TEXT EXCERPT
BEGIN

Just for convenience: reconstructing the sequence of building blocks and reactions: 

In [None]:
def reconstruct_pathway(token_types, rxn_indices, reactant_indices):
    """
    From a list of token types, reaction indices and reactant indices, construct the synthetic pathway
    E.g. [1, 3], [0, 99], [0, 10]
         This would be mapped to [START, B10, END]
         At seq index 0, we have token type 1, which corresponds to the START token, so that's the first token 
         At seq index 1, we have token type 3, which corresponds to a REACTANT token, which we fetch from reactant_indices
                         and in this case is token ID 10, so the token is "B10"
         That's all of them. 
         At the end, I append an END token.
    Token types:
      0: END token (also used for padding, following the actual END token) 
      1: START token 
      2: REACTION
      3: REACTANT
    """

END

DATA SECTION
BEGIN

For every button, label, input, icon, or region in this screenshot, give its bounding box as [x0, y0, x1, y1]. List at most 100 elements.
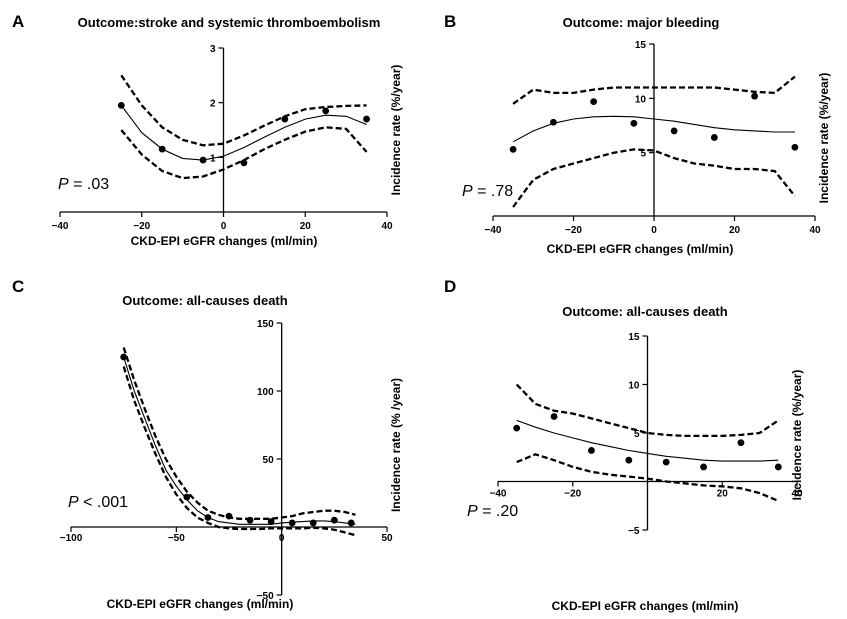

END

TASK DIRECTIONS
Could you write the next part of the pathway-reconstruction code, starting right after its closing docstring?

OUTPUT
    pathway = []
    for i, token_type in enumerate(token_types):
        match token_type:
            case 1:
                token = "START"
            case 2:
                token = f"R{rxn_indices[i]}"
            case 3:
                token = f"B{reactant_indices[i]}"
            case _:
                token = None 
        pathway.append(token)
    pathway.append("END")
    return pathway

reconstruct_pathway([1, 3], [0, 85], [-1, 32101])

In [None]:
for _, row in df.iloc[:10].iterrows():
    print(reconstruct_pathway(row["token_types"], row["rxn_indices"], row["reactant_indices"]))